Required work: Copy each record exactly as it reads, leaving out any pictures it holds.

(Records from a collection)

|---|

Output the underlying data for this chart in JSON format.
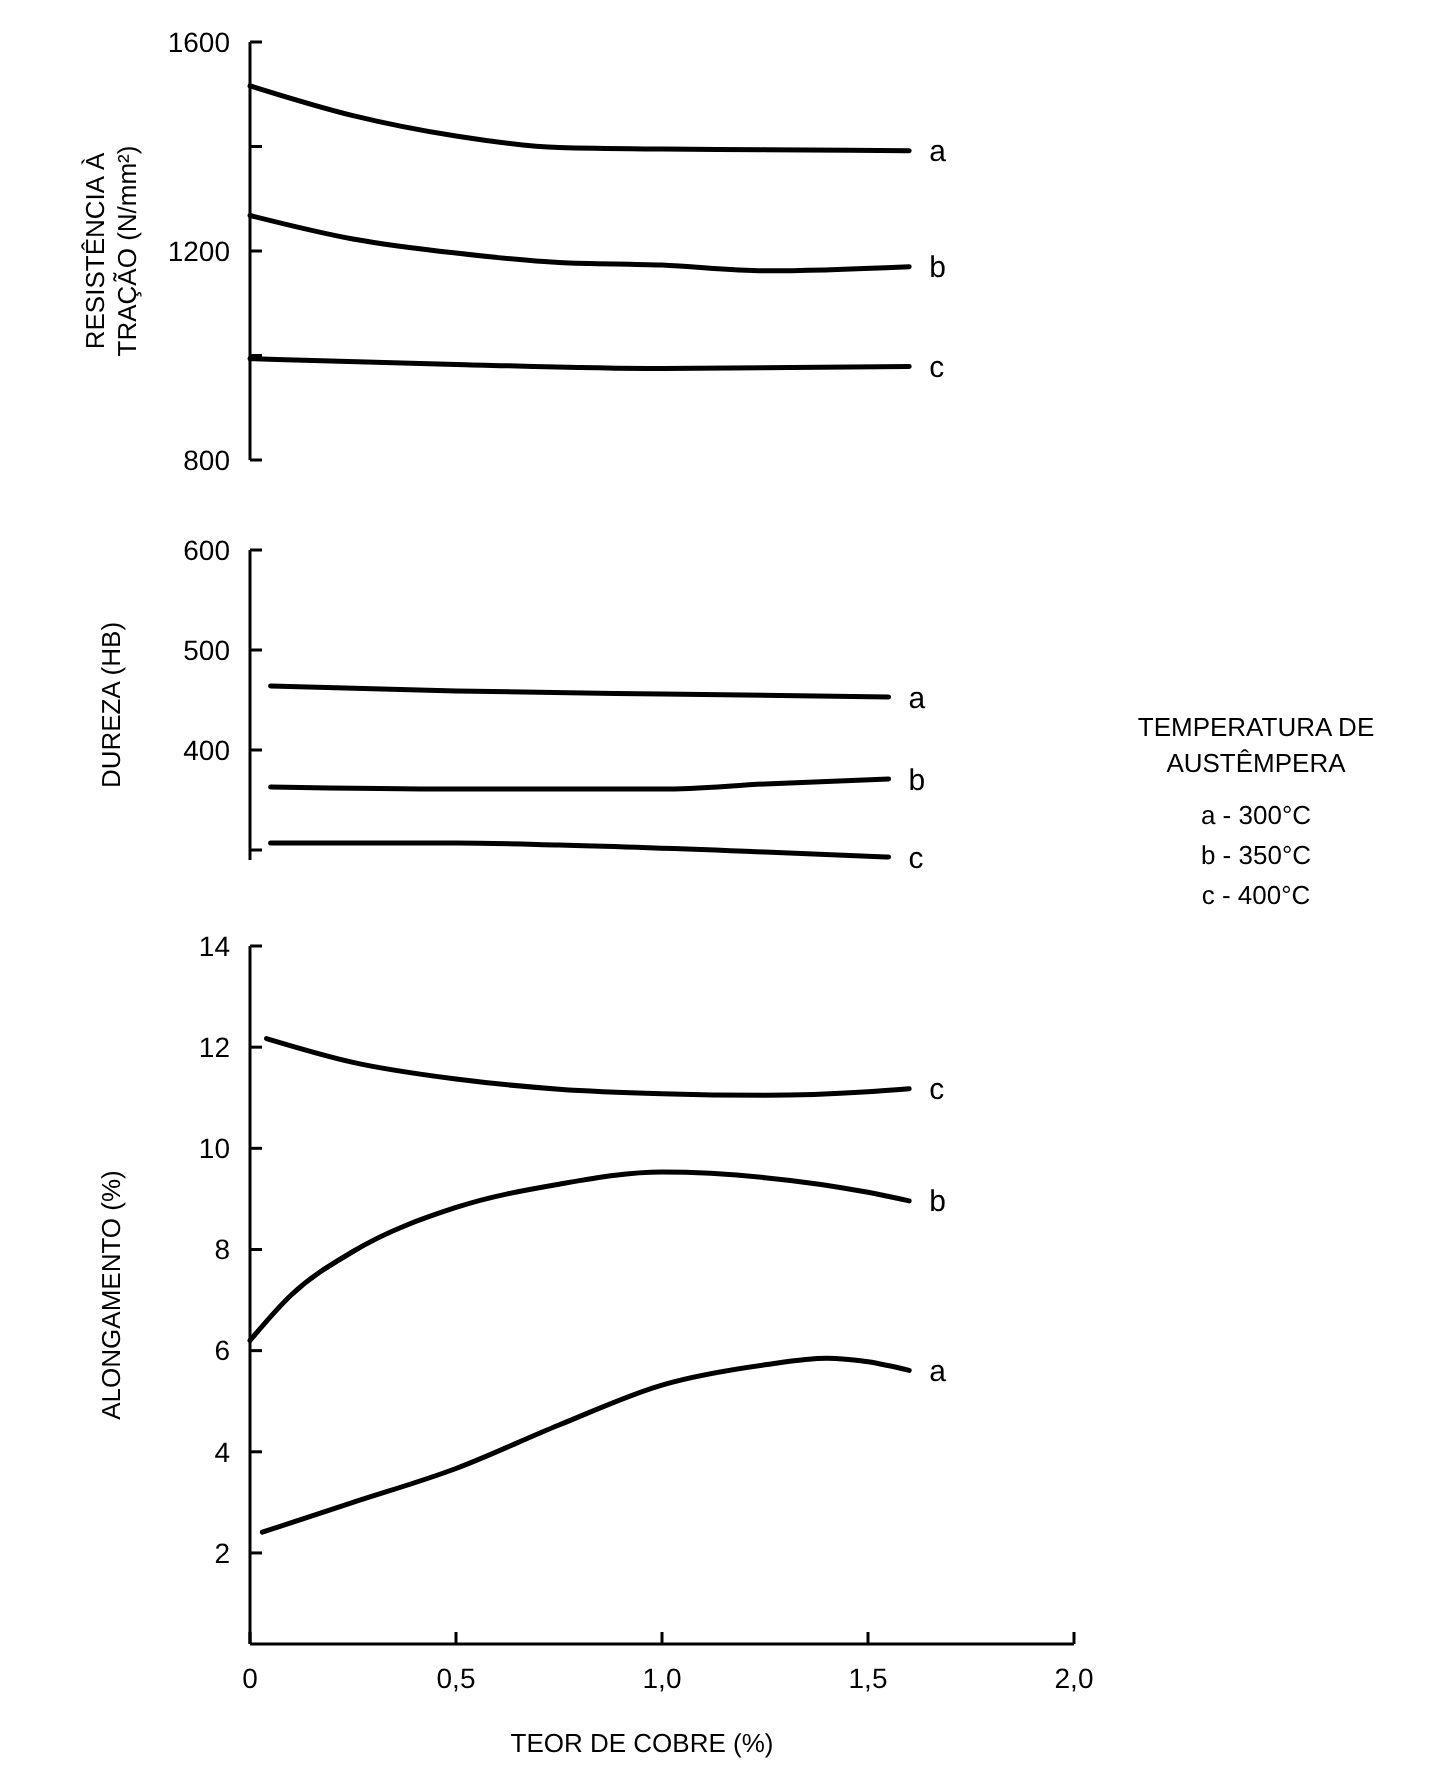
{
  "chart_data": [
    {
      "type": "line",
      "ylabel": "RESISTÊNCIA À TRAÇÃO (N/mm²)",
      "xlim": [
        0,
        2
      ],
      "ylim": [
        800,
        1600
      ],
      "yticks": [
        800,
        {
          "value": 1000,
          "label": null
        },
        1200,
        {
          "value": 1400,
          "label": null
        },
        1600
      ],
      "tick_labels": "y",
      "grid": false,
      "marker": "none",
      "line_style": "solid",
      "series": [
        {
          "name": "a",
          "color": "#000000",
          "x": [
            0,
            0.25,
            0.5,
            0.75,
            1.0,
            1.25,
            1.6
          ],
          "values": [
            1516,
            1459,
            1420,
            1398,
            1395,
            1394,
            1392
          ]
        },
        {
          "name": "b",
          "color": "#000000",
          "x": [
            0,
            0.25,
            0.5,
            0.75,
            1.0,
            1.25,
            1.6
          ],
          "values": [
            1268,
            1223,
            1196,
            1178,
            1173,
            1162,
            1170
          ]
        },
        {
          "name": "c",
          "color": "#000000",
          "x": [
            0,
            0.5,
            1.0,
            1.6
          ],
          "values": [
            994,
            983,
            975,
            979
          ]
        }
      ]
    },
    {
      "type": "line",
      "ylabel": "DUREZA (HB)",
      "xlim": [
        0,
        2
      ],
      "ylim": [
        290,
        600
      ],
      "yticks": [
        {
          "value": 300,
          "label": null
        },
        400,
        500,
        600
      ],
      "tick_labels": "y",
      "grid": false,
      "marker": "none",
      "line_style": "solid",
      "annotations": [
        "TEMPERATURA DE AUSTÊMPERA",
        "a - 300°C",
        "b - 350°C",
        "c - 400°C"
      ],
      "series": [
        {
          "name": "a",
          "color": "#000000",
          "x": [
            0.05,
            0.5,
            1.0,
            1.55
          ],
          "values": [
            464,
            459,
            456,
            453
          ]
        },
        {
          "name": "b",
          "color": "#000000",
          "x": [
            0.05,
            0.5,
            1.0,
            1.25,
            1.55
          ],
          "values": [
            363,
            361,
            361,
            366,
            371
          ]
        },
        {
          "name": "c",
          "color": "#000000",
          "x": [
            0.05,
            0.5,
            0.75,
            1.25,
            1.55
          ],
          "values": [
            307,
            307,
            305,
            298,
            293
          ]
        }
      ]
    },
    {
      "type": "line",
      "xlabel": "TEOR DE COBRE (%)",
      "ylabel": "ALONGAMENTO (%)",
      "xlim": [
        0,
        2
      ],
      "xticks": [
        0,
        {
          "value": 0.5,
          "label": "0,5"
        },
        {
          "value": 1,
          "label": "1,0"
        },
        {
          "value": 1.5,
          "label": "1,5"
        },
        {
          "value": 2,
          "label": "2,0"
        }
      ],
      "ylim": [
        0.2,
        14
      ],
      "yticks": [
        2,
        4,
        6,
        8,
        10,
        12,
        14
      ],
      "grid": false,
      "marker": "none",
      "line_style": "solid",
      "series": [
        {
          "name": "c",
          "color": "#000000",
          "x": [
            0.04,
            0.25,
            0.5,
            0.75,
            1.0,
            1.25,
            1.5,
            1.6
          ],
          "values": [
            12.17,
            11.7,
            11.37,
            11.17,
            11.08,
            11.05,
            11.12,
            11.18
          ]
        },
        {
          "name": "b",
          "color": "#000000",
          "x": [
            0,
            0.1,
            0.25,
            0.5,
            0.75,
            1.0,
            1.25,
            1.5,
            1.6
          ],
          "values": [
            6.2,
            7.1,
            7.96,
            8.83,
            9.29,
            9.53,
            9.42,
            9.13,
            8.96
          ]
        },
        {
          "name": "a",
          "color": "#000000",
          "x": [
            0.03,
            0.25,
            0.5,
            0.75,
            1.0,
            1.25,
            1.4,
            1.5,
            1.6
          ],
          "values": [
            2.41,
            3.0,
            3.67,
            4.53,
            5.32,
            5.72,
            5.85,
            5.78,
            5.61
          ]
        }
      ]
    }
  ]
}
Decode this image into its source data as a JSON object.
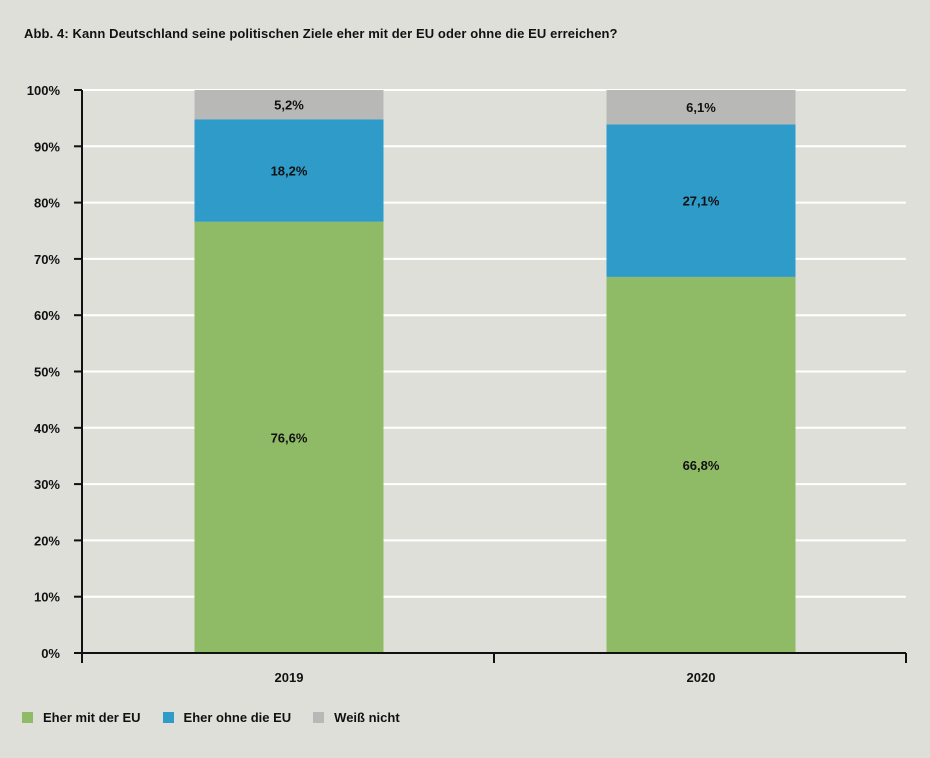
{
  "chart_data": {
    "type": "bar",
    "stacked": true,
    "title": "Abb. 4: Kann Deutschland seine politischen Ziele eher mit der EU oder ohne die EU erreichen?",
    "categories": [
      "2019",
      "2020"
    ],
    "series": [
      {
        "name": "Eher mit der EU",
        "values": [
          76.6,
          66.8
        ],
        "labels": [
          "76,6%",
          "66,8%"
        ],
        "color": "#8fbb66"
      },
      {
        "name": "Eher ohne die EU",
        "values": [
          18.2,
          27.1
        ],
        "labels": [
          "18,2%",
          "27,1%"
        ],
        "color": "#2f9bc9"
      },
      {
        "name": "Weiß nicht",
        "values": [
          5.2,
          6.1
        ],
        "labels": [
          "5,2%",
          "6,1%"
        ],
        "color": "#b8b8b6"
      }
    ],
    "ylim": [
      0,
      100
    ],
    "yticks": [
      0,
      10,
      20,
      30,
      40,
      50,
      60,
      70,
      80,
      90,
      100
    ],
    "ytick_labels": [
      "0%",
      "10%",
      "20%",
      "30%",
      "40%",
      "50%",
      "60%",
      "70%",
      "80%",
      "90%",
      "100%"
    ],
    "xlabel": "",
    "ylabel": "",
    "grid": true,
    "legend_position": "bottom-left"
  }
}
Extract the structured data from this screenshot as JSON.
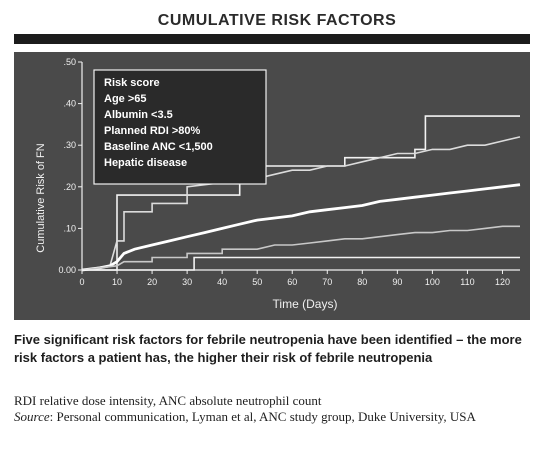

|---|

Answer in full:
Output the underlying data for this chart in JSON format.
{
  "chart_data": [
    {
      "type": "line",
      "ylabel": "RESISTÊNCIA À TRAÇÃO (N/mm²)",
      "xlim": [
        0,
        2
      ],
      "ylim": [
        800,
        1600
      ],
      "yticks": [
        800,
        {
          "value": 1000,
          "label": null
        },
        1200,
        {
          "value": 1400,
          "label": null
        },
        1600
      ],
      "tick_labels": "y",
      "grid": false,
      "marker": "none",
      "line_style": "solid",
      "series": [
        {
          "name": "a",
          "color": "#000000",
          "x": [
            0,
            0.25,
            0.5,
            0.75,
            1.0,
            1.25,
            1.6
          ],
          "values": [
            1516,
            1459,
            1420,
            1398,
            1395,
            1394,
            1392
          ]
        },
        {
          "name": "b",
          "color": "#000000",
          "x": [
            0,
            0.25,
            0.5,
            0.75,
            1.0,
            1.25,
            1.6
          ],
          "values": [
            1268,
            1223,
            1196,
            1178,
            1173,
            1162,
            1170
          ]
        },
        {
          "name": "c",
          "color": "#000000",
          "x": [
            0,
            0.5,
            1.0,
            1.6
          ],
          "values": [
            994,
            983,
            975,
            979
          ]
        }
      ]
    },
    {
      "type": "line",
      "ylabel": "DUREZA (HB)",
      "xlim": [
        0,
        2
      ],
      "ylim": [
        290,
        600
      ],
      "yticks": [
        {
          "value": 300,
          "label": null
        },
        400,
        500,
        600
      ],
      "tick_labels": "y",
      "grid": false,
      "marker": "none",
      "line_style": "solid",
      "annotations": [
        "TEMPERATURA DE AUSTÊMPERA",
        "a - 300°C",
        "b - 350°C",
        "c - 400°C"
      ],
      "series": [
        {
          "name": "a",
          "color": "#000000",
          "x": [
            0.05,
            0.5,
            1.0,
            1.55
          ],
          "values": [
            464,
            459,
            456,
            453
          ]
        },
        {
          "name": "b",
          "color": "#000000",
          "x": [
            0.05,
            0.5,
            1.0,
            1.25,
            1.55
          ],
          "values": [
            363,
            361,
            361,
            366,
            371
          ]
        },
        {
          "name": "c",
          "color": "#000000",
          "x": [
            0.05,
            0.5,
            0.75,
            1.25,
            1.55
          ],
          "values": [
            307,
            307,
            305,
            298,
            293
          ]
        }
      ]
    },
    {
      "type": "line",
      "xlabel": "TEOR DE COBRE (%)",
      "ylabel": "ALONGAMENTO (%)",
      "xlim": [
        0,
        2
      ],
      "xticks": [
        0,
        {
          "value": 0.5,
          "label": "0,5"
        },
        {
          "value": 1,
          "label": "1,0"
        },
        {
          "value": 1.5,
          "label": "1,5"
        },
        {
          "value": 2,
          "label": "2,0"
        }
      ],
      "ylim": [
        0.2,
        14
      ],
      "yticks": [
        2,
        4,
        6,
        8,
        10,
        12,
        14
      ],
      "grid": false,
      "marker": "none",
      "line_style": "solid",
      "series": [
        {
          "name": "c",
          "color": "#000000",
          "x": [
            0.04,
            0.25,
            0.5,
            0.75,
            1.0,
            1.25,
            1.5,
            1.6
          ],
          "values": [
            12.17,
            11.7,
            11.37,
            11.17,
            11.08,
            11.05,
            11.12,
            11.18
          ]
        },
        {
          "name": "b",
          "color": "#000000",
          "x": [
            0,
            0.1,
            0.25,
            0.5,
            0.75,
            1.0,
            1.25,
            1.5,
            1.6
          ],
          "values": [
            6.2,
            7.1,
            7.96,
            8.83,
            9.29,
            9.53,
            9.42,
            9.13,
            8.96
          ]
        },
        {
          "name": "a",
          "color": "#000000",
          "x": [
            0.03,
            0.25,
            0.5,
            0.75,
            1.0,
            1.25,
            1.4,
            1.5,
            1.6
          ],
          "values": [
            2.41,
            3.0,
            3.67,
            4.53,
            5.32,
            5.72,
            5.85,
            5.78,
            5.61
          ]
        }
      ]
    }
  ]
}
Decode this image into its source data as a JSON object.
{
  "chart_data": {
    "type": "bar",
    "stacked": true,
    "title": "Abb. 4: Kann Deutschland seine politischen Ziele eher mit der EU oder ohne die EU erreichen?",
    "categories": [
      "2019",
      "2020"
    ],
    "series": [
      {
        "name": "Eher mit der EU",
        "values": [
          76.6,
          66.8
        ],
        "labels": [
          "76,6%",
          "66,8%"
        ],
        "color": "#8fbb66"
      },
      {
        "name": "Eher ohne die EU",
        "values": [
          18.2,
          27.1
        ],
        "labels": [
          "18,2%",
          "27,1%"
        ],
        "color": "#2f9bc9"
      },
      {
        "name": "Weiß nicht",
        "values": [
          5.2,
          6.1
        ],
        "labels": [
          "5,2%",
          "6,1%"
        ],
        "color": "#b8b8b6"
      }
    ],
    "ylim": [
      0,
      100
    ],
    "yticks": [
      0,
      10,
      20,
      30,
      40,
      50,
      60,
      70,
      80,
      90,
      100
    ],
    "ytick_labels": [
      "0%",
      "10%",
      "20%",
      "30%",
      "40%",
      "50%",
      "60%",
      "70%",
      "80%",
      "90%",
      "100%"
    ],
    "xlabel": "",
    "ylabel": "",
    "grid": true,
    "legend_position": "bottom-left"
  }
}
Extract the structured data from this screenshot as JSON.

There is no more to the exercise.